PROBLEM:
Output every entry exactly as written, skipping any pictures.
########################################
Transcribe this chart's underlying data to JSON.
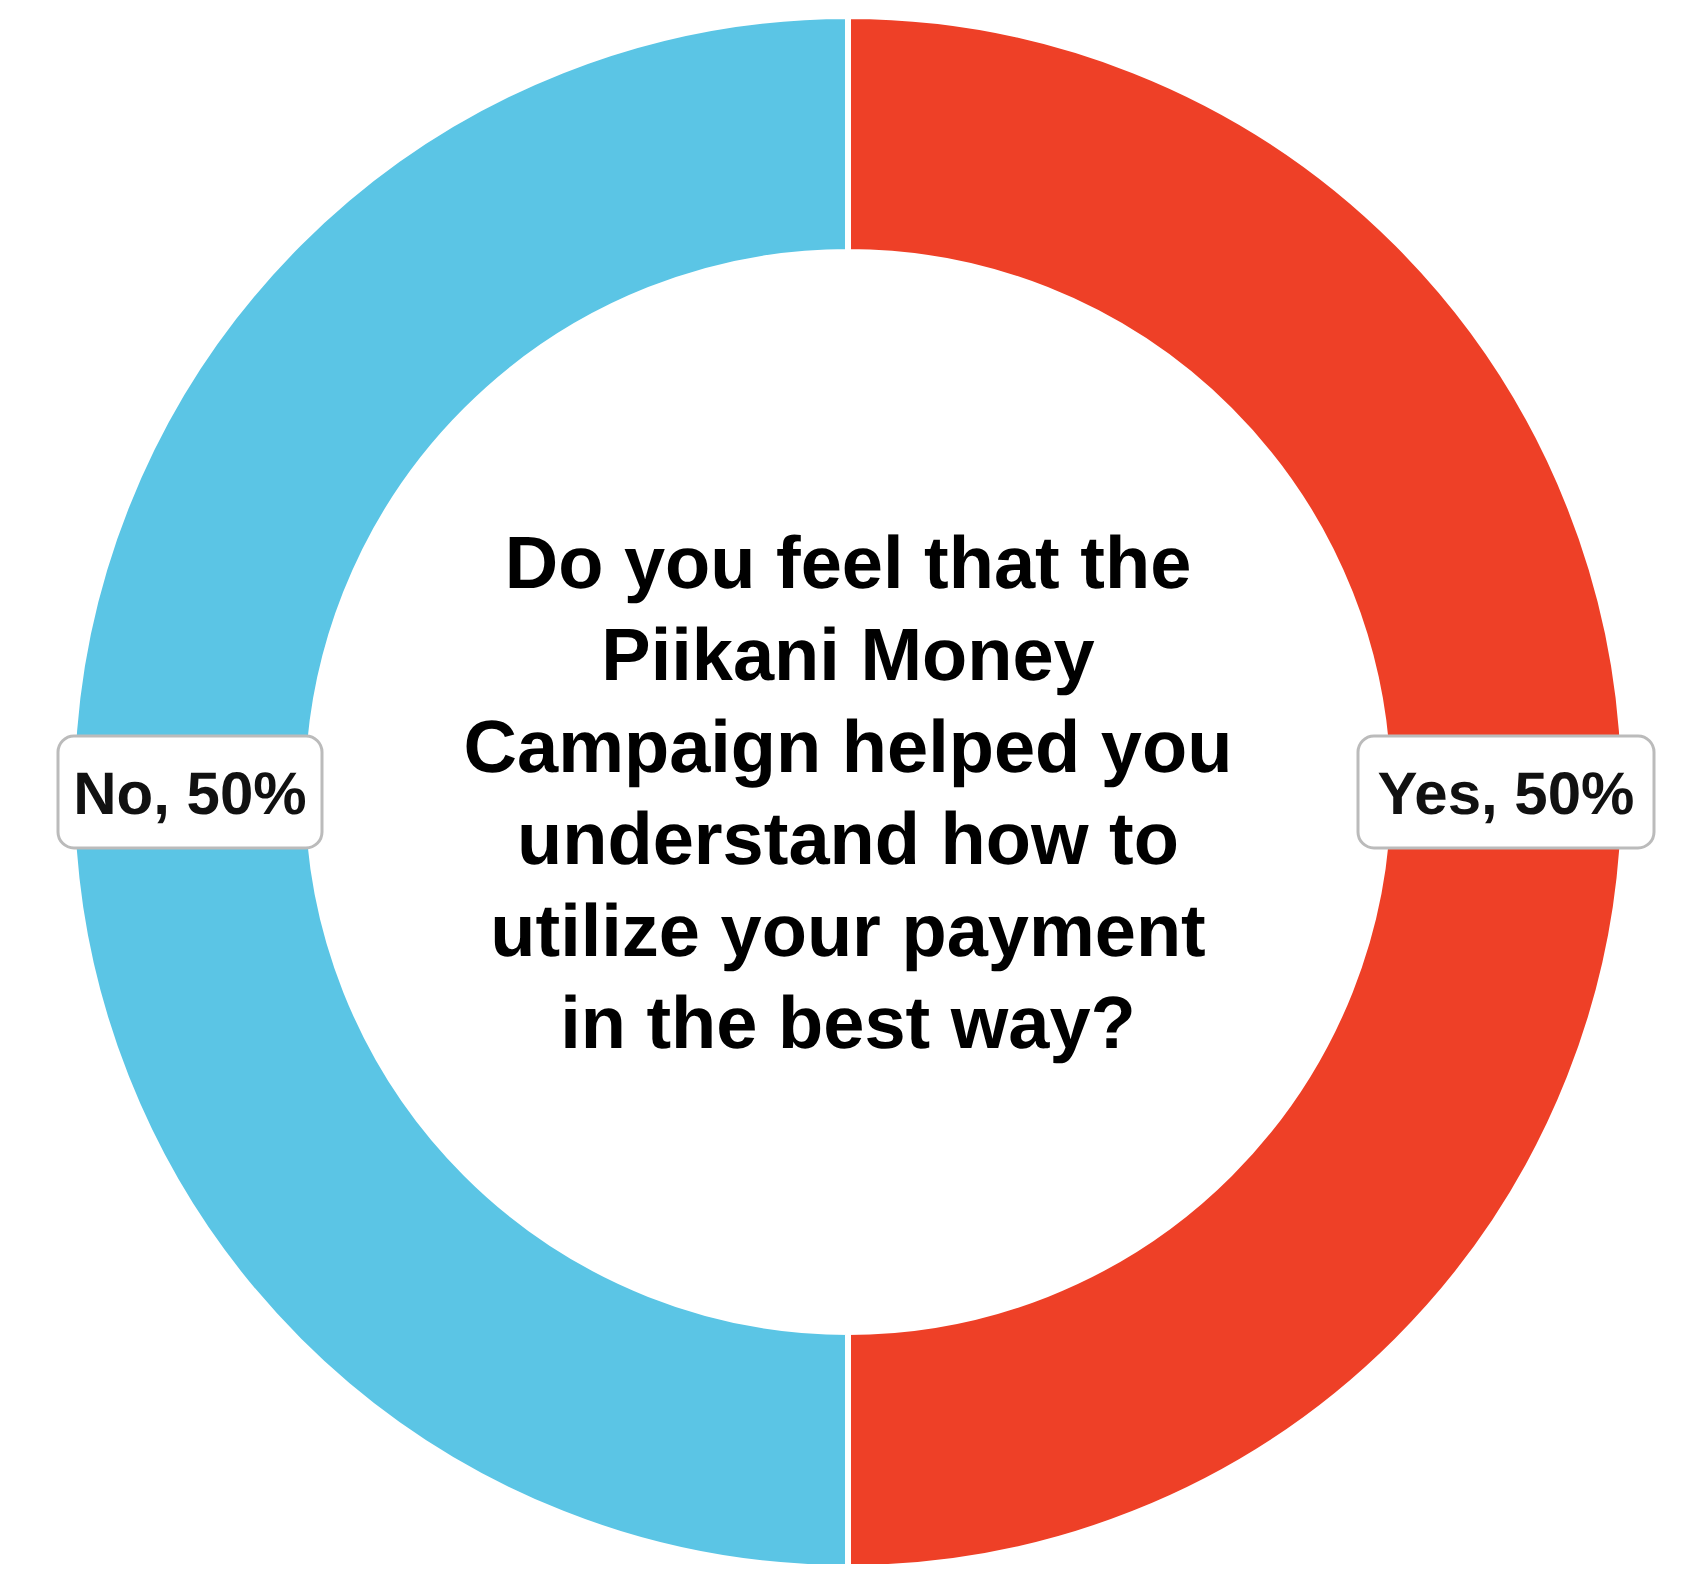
{
  "chart_data": {
    "type": "donut",
    "title": "Do you feel that the Piikani Money Campaign helped you understand how to utilize your payment in the best way?",
    "categories": [
      "Yes, 50%",
      "No, 50%"
    ],
    "values": [
      50,
      50
    ],
    "colors": [
      "#ee4027",
      "#5bc5e5"
    ]
  }
}
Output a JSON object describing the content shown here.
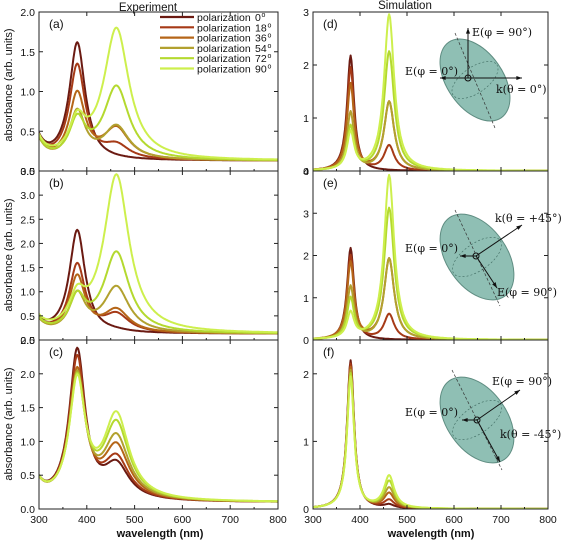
{
  "headers": {
    "left": "Experiment",
    "right": "Simulation"
  },
  "xlabel": "wavelength (nm)",
  "ylabel": "absorbance (arb. units)",
  "colors": [
    "#6b1a12",
    "#a63a17",
    "#b56618",
    "#b2a12f",
    "#b4d92f",
    "#cdef4d"
  ],
  "legend": {
    "entries": [
      {
        "word": "polarization",
        "angle": "0",
        "deg": "o"
      },
      {
        "word": "polarization",
        "angle": "18",
        "deg": "o"
      },
      {
        "word": "polarization",
        "angle": "36",
        "deg": "o"
      },
      {
        "word": "polarization",
        "angle": "54",
        "deg": "o"
      },
      {
        "word": "polarization",
        "angle": "72",
        "deg": "o"
      },
      {
        "word": "polarization",
        "angle": "90",
        "deg": "o"
      }
    ]
  },
  "insets": {
    "d": {
      "phi0": "E(φ = 0°)",
      "phi90": "E(φ = 90°)",
      "k": "k(θ = 0°)"
    },
    "e": {
      "phi0": "E(φ = 0°)",
      "phi90": "E(φ = 90°)",
      "k": "k(θ = +45°)"
    },
    "f": {
      "phi0": "E(φ = 0°)",
      "phi90": "E(φ = 90°)",
      "k": "k(θ = -45°)"
    }
  },
  "chart_data": [
    {
      "panel": "(a)",
      "type": "line",
      "xlim": [
        300,
        800
      ],
      "ylim": [
        0,
        2.0
      ],
      "xticks": [
        300,
        400,
        500,
        600,
        700,
        800
      ],
      "yticks": [
        "0.0",
        "0.5",
        "1.0",
        "1.5",
        "2.0"
      ],
      "series": [
        {
          "polarization": 0,
          "peak1": 1.62,
          "peak2": 0.1,
          "tail": 0.13
        },
        {
          "polarization": 18,
          "peak1": 1.33,
          "peak2": 0.3,
          "tail": 0.13
        },
        {
          "polarization": 36,
          "peak1": 0.96,
          "peak2": 0.52,
          "tail": 0.13
        },
        {
          "polarization": 54,
          "peak1": 0.73,
          "peak2": 0.55,
          "tail": 0.13
        },
        {
          "polarization": 72,
          "peak1": 0.6,
          "peak2": 1.05,
          "tail": 0.13
        },
        {
          "polarization": 90,
          "peak1": 0.55,
          "peak2": 1.78,
          "tail": 0.13
        }
      ]
    },
    {
      "panel": "(b)",
      "type": "line",
      "xlim": [
        300,
        800
      ],
      "ylim": [
        0,
        3.5
      ],
      "xticks": [
        300,
        400,
        500,
        600,
        700,
        800
      ],
      "yticks": [
        "0.0",
        "0.5",
        "1.0",
        "1.5",
        "2.0",
        "2.5",
        "3.0",
        "3.5"
      ],
      "series": [
        {
          "polarization": 0,
          "peak1": 2.28,
          "peak2": 0.15,
          "tail": 0.13
        },
        {
          "polarization": 18,
          "peak1": 1.55,
          "peak2": 0.5,
          "tail": 0.13
        },
        {
          "polarization": 36,
          "peak1": 1.3,
          "peak2": 0.6,
          "tail": 0.13
        },
        {
          "polarization": 54,
          "peak1": 0.9,
          "peak2": 1.08,
          "tail": 0.13
        },
        {
          "polarization": 72,
          "peak1": 0.8,
          "peak2": 1.8,
          "tail": 0.13
        },
        {
          "polarization": 90,
          "peak1": 0.72,
          "peak2": 3.4,
          "tail": 0.13
        }
      ]
    },
    {
      "panel": "(c)",
      "type": "line",
      "xlim": [
        300,
        800
      ],
      "ylim": [
        0,
        2.5
      ],
      "xticks": [
        300,
        400,
        500,
        600,
        700,
        800
      ],
      "yticks": [
        "0.0",
        "0.5",
        "1.0",
        "1.5",
        "2.0",
        "2.5"
      ],
      "series": [
        {
          "polarization": 0,
          "peak1": 2.32,
          "peak2": 0.6,
          "tail": 0.1
        },
        {
          "polarization": 18,
          "peak1": 2.2,
          "peak2": 0.7,
          "tail": 0.1
        },
        {
          "polarization": 36,
          "peak1": 2.0,
          "peak2": 0.88,
          "tail": 0.1
        },
        {
          "polarization": 54,
          "peak1": 1.93,
          "peak2": 1.02,
          "tail": 0.1
        },
        {
          "polarization": 72,
          "peak1": 1.87,
          "peak2": 1.22,
          "tail": 0.1
        },
        {
          "polarization": 90,
          "peak1": 1.83,
          "peak2": 1.35,
          "tail": 0.1
        }
      ]
    },
    {
      "panel": "(d)",
      "type": "line",
      "xlim": [
        300,
        800
      ],
      "ylim": [
        0,
        3
      ],
      "xticks": [
        300,
        400,
        500,
        600,
        700,
        800
      ],
      "yticks": [
        "0",
        "1",
        "2",
        "3"
      ],
      "series": [
        {
          "polarization": 0,
          "peak1": 2.18,
          "peak2": 0.0,
          "tail": 0.0
        },
        {
          "polarization": 18,
          "peak1": 1.95,
          "peak2": 0.47,
          "tail": 0.0
        },
        {
          "polarization": 36,
          "peak1": 1.63,
          "peak2": 1.3,
          "tail": 0.0
        },
        {
          "polarization": 54,
          "peak1": 1.1,
          "peak2": 1.3,
          "tail": 0.0
        },
        {
          "polarization": 72,
          "peak1": 0.82,
          "peak2": 2.25,
          "tail": 0.0
        },
        {
          "polarization": 90,
          "peak1": 0.7,
          "peak2": 2.95,
          "tail": 0.0
        }
      ]
    },
    {
      "panel": "(e)",
      "type": "line",
      "xlim": [
        300,
        800
      ],
      "ylim": [
        0,
        4
      ],
      "xticks": [
        300,
        400,
        500,
        600,
        700,
        800
      ],
      "yticks": [
        "0",
        "1",
        "2",
        "3",
        "4"
      ],
      "series": [
        {
          "polarization": 0,
          "peak1": 2.18,
          "peak2": 0.0,
          "tail": 0.0
        },
        {
          "polarization": 18,
          "peak1": 2.0,
          "peak2": 0.6,
          "tail": 0.0
        },
        {
          "polarization": 36,
          "peak1": 1.82,
          "peak2": 1.92,
          "tail": 0.0
        },
        {
          "polarization": 54,
          "peak1": 1.25,
          "peak2": 1.92,
          "tail": 0.0
        },
        {
          "polarization": 72,
          "peak1": 0.95,
          "peak2": 3.12,
          "tail": 0.0
        },
        {
          "polarization": 90,
          "peak1": 0.6,
          "peak2": 3.9,
          "tail": 0.0
        }
      ]
    },
    {
      "panel": "(f)",
      "type": "line",
      "xlim": [
        300,
        800
      ],
      "ylim": [
        0,
        2.5
      ],
      "xticks": [
        300,
        400,
        500,
        600,
        700,
        800
      ],
      "yticks": [
        "0",
        "1",
        "2"
      ],
      "series": [
        {
          "polarization": 0,
          "peak1": 2.2,
          "peak2": 0.05,
          "tail": 0.0
        },
        {
          "polarization": 18,
          "peak1": 2.15,
          "peak2": 0.12,
          "tail": 0.0
        },
        {
          "polarization": 36,
          "peak1": 2.1,
          "peak2": 0.22,
          "tail": 0.0
        },
        {
          "polarization": 54,
          "peak1": 2.05,
          "peak2": 0.3,
          "tail": 0.0
        },
        {
          "polarization": 72,
          "peak1": 2.0,
          "peak2": 0.4,
          "tail": 0.0
        },
        {
          "polarization": 90,
          "peak1": 1.95,
          "peak2": 0.48,
          "tail": 0.0
        }
      ]
    }
  ]
}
########################################
THE REPLY:
Transcribe this chart's underlying data to JSON.
{
  "chart_data": {
    "type": "donut",
    "title": "Do you feel that the Piikani Money Campaign helped you understand how to utilize your payment in the best way?",
    "categories": [
      "Yes, 50%",
      "No, 50%"
    ],
    "values": [
      50,
      50
    ],
    "colors": [
      "#ee4027",
      "#5bc5e5"
    ]
  }
}
Output a JSON object describing the content shown here.
{
  "headers": {
    "left": "Experiment",
    "right": "Simulation"
  },
  "xlabel": "wavelength (nm)",
  "ylabel": "absorbance (arb. units)",
  "colors": [
    "#6b1a12",
    "#a63a17",
    "#b56618",
    "#b2a12f",
    "#b4d92f",
    "#cdef4d"
  ],
  "legend": {
    "entries": [
      {
        "word": "polarization",
        "angle": "0",
        "deg": "o"
      },
      {
        "word": "polarization",
        "angle": "18",
        "deg": "o"
      },
      {
        "word": "polarization",
        "angle": "36",
        "deg": "o"
      },
      {
        "word": "polarization",
        "angle": "54",
        "deg": "o"
      },
      {
        "word": "polarization",
        "angle": "72",
        "deg": "o"
      },
      {
        "word": "polarization",
        "angle": "90",
        "deg": "o"
      }
    ]
  },
  "insets": {
    "d": {
      "phi0": "E(φ = 0°)",
      "phi90": "E(φ = 90°)",
      "k": "k(θ = 0°)"
    },
    "e": {
      "phi0": "E(φ = 0°)",
      "phi90": "E(φ = 90°)",
      "k": "k(θ = +45°)"
    },
    "f": {
      "phi0": "E(φ = 0°)",
      "phi90": "E(φ = 90°)",
      "k": "k(θ = -45°)"
    }
  },
  "chart_data": [
    {
      "panel": "(a)",
      "type": "line",
      "xlim": [
        300,
        800
      ],
      "ylim": [
        0,
        2.0
      ],
      "xticks": [
        300,
        400,
        500,
        600,
        700,
        800
      ],
      "yticks": [
        "0.0",
        "0.5",
        "1.0",
        "1.5",
        "2.0"
      ],
      "series": [
        {
          "polarization": 0,
          "peak1": 1.62,
          "peak2": 0.1,
          "tail": 0.13
        },
        {
          "polarization": 18,
          "peak1": 1.33,
          "peak2": 0.3,
          "tail": 0.13
        },
        {
          "polarization": 36,
          "peak1": 0.96,
          "peak2": 0.52,
          "tail": 0.13
        },
        {
          "polarization": 54,
          "peak1": 0.73,
          "peak2": 0.55,
          "tail": 0.13
        },
        {
          "polarization": 72,
          "peak1": 0.6,
          "peak2": 1.05,
          "tail": 0.13
        },
        {
          "polarization": 90,
          "peak1": 0.55,
          "peak2": 1.78,
          "tail": 0.13
        }
      ]
    },
    {
      "panel": "(b)",
      "type": "line",
      "xlim": [
        300,
        800
      ],
      "ylim": [
        0,
        3.5
      ],
      "xticks": [
        300,
        400,
        500,
        600,
        700,
        800
      ],
      "yticks": [
        "0.0",
        "0.5",
        "1.0",
        "1.5",
        "2.0",
        "2.5",
        "3.0",
        "3.5"
      ],
      "series": [
        {
          "polarization": 0,
          "peak1": 2.28,
          "peak2": 0.15,
          "tail": 0.13
        },
        {
          "polarization": 18,
          "peak1": 1.55,
          "peak2": 0.5,
          "tail": 0.13
        },
        {
          "polarization": 36,
          "peak1": 1.3,
          "peak2": 0.6,
          "tail": 0.13
        },
        {
          "polarization": 54,
          "peak1": 0.9,
          "peak2": 1.08,
          "tail": 0.13
        },
        {
          "polarization": 72,
          "peak1": 0.8,
          "peak2": 1.8,
          "tail": 0.13
        },
        {
          "polarization": 90,
          "peak1": 0.72,
          "peak2": 3.4,
          "tail": 0.13
        }
      ]
    },
    {
      "panel": "(c)",
      "type": "line",
      "xlim": [
        300,
        800
      ],
      "ylim": [
        0,
        2.5
      ],
      "xticks": [
        300,
        400,
        500,
        600,
        700,
        800
      ],
      "yticks": [
        "0.0",
        "0.5",
        "1.0",
        "1.5",
        "2.0",
        "2.5"
      ],
      "series": [
        {
          "polarization": 0,
          "peak1": 2.32,
          "peak2": 0.6,
          "tail": 0.1
        },
        {
          "polarization": 18,
          "peak1": 2.2,
          "peak2": 0.7,
          "tail": 0.1
        },
        {
          "polarization": 36,
          "peak1": 2.0,
          "peak2": 0.88,
          "tail": 0.1
        },
        {
          "polarization": 54,
          "peak1": 1.93,
          "peak2": 1.02,
          "tail": 0.1
        },
        {
          "polarization": 72,
          "peak1": 1.87,
          "peak2": 1.22,
          "tail": 0.1
        },
        {
          "polarization": 90,
          "peak1": 1.83,
          "peak2": 1.35,
          "tail": 0.1
        }
      ]
    },
    {
      "panel": "(d)",
      "type": "line",
      "xlim": [
        300,
        800
      ],
      "ylim": [
        0,
        3
      ],
      "xticks": [
        300,
        400,
        500,
        600,
        700,
        800
      ],
      "yticks": [
        "0",
        "1",
        "2",
        "3"
      ],
      "series": [
        {
          "polarization": 0,
          "peak1": 2.18,
          "peak2": 0.0,
          "tail": 0.0
        },
        {
          "polarization": 18,
          "peak1": 1.95,
          "peak2": 0.47,
          "tail": 0.0
        },
        {
          "polarization": 36,
          "peak1": 1.63,
          "peak2": 1.3,
          "tail": 0.0
        },
        {
          "polarization": 54,
          "peak1": 1.1,
          "peak2": 1.3,
          "tail": 0.0
        },
        {
          "polarization": 72,
          "peak1": 0.82,
          "peak2": 2.25,
          "tail": 0.0
        },
        {
          "polarization": 90,
          "peak1": 0.7,
          "peak2": 2.95,
          "tail": 0.0
        }
      ]
    },
    {
      "panel": "(e)",
      "type": "line",
      "xlim": [
        300,
        800
      ],
      "ylim": [
        0,
        4
      ],
      "xticks": [
        300,
        400,
        500,
        600,
        700,
        800
      ],
      "yticks": [
        "0",
        "1",
        "2",
        "3",
        "4"
      ],
      "series": [
        {
          "polarization": 0,
          "peak1": 2.18,
          "peak2": 0.0,
          "tail": 0.0
        },
        {
          "polarization": 18,
          "peak1": 2.0,
          "peak2": 0.6,
          "tail": 0.0
        },
        {
          "polarization": 36,
          "peak1": 1.82,
          "peak2": 1.92,
          "tail": 0.0
        },
        {
          "polarization": 54,
          "peak1": 1.25,
          "peak2": 1.92,
          "tail": 0.0
        },
        {
          "polarization": 72,
          "peak1": 0.95,
          "peak2": 3.12,
          "tail": 0.0
        },
        {
          "polarization": 90,
          "peak1": 0.6,
          "peak2": 3.9,
          "tail": 0.0
        }
      ]
    },
    {
      "panel": "(f)",
      "type": "line",
      "xlim": [
        300,
        800
      ],
      "ylim": [
        0,
        2.5
      ],
      "xticks": [
        300,
        400,
        500,
        600,
        700,
        800
      ],
      "yticks": [
        "0",
        "1",
        "2"
      ],
      "series": [
        {
          "polarization": 0,
          "peak1": 2.2,
          "peak2": 0.05,
          "tail": 0.0
        },
        {
          "polarization": 18,
          "peak1": 2.15,
          "peak2": 0.12,
          "tail": 0.0
        },
        {
          "polarization": 36,
          "peak1": 2.1,
          "peak2": 0.22,
          "tail": 0.0
        },
        {
          "polarization": 54,
          "peak1": 2.05,
          "peak2": 0.3,
          "tail": 0.0
        },
        {
          "polarization": 72,
          "peak1": 2.0,
          "peak2": 0.4,
          "tail": 0.0
        },
        {
          "polarization": 90,
          "peak1": 1.95,
          "peak2": 0.48,
          "tail": 0.0
        }
      ]
    }
  ]
}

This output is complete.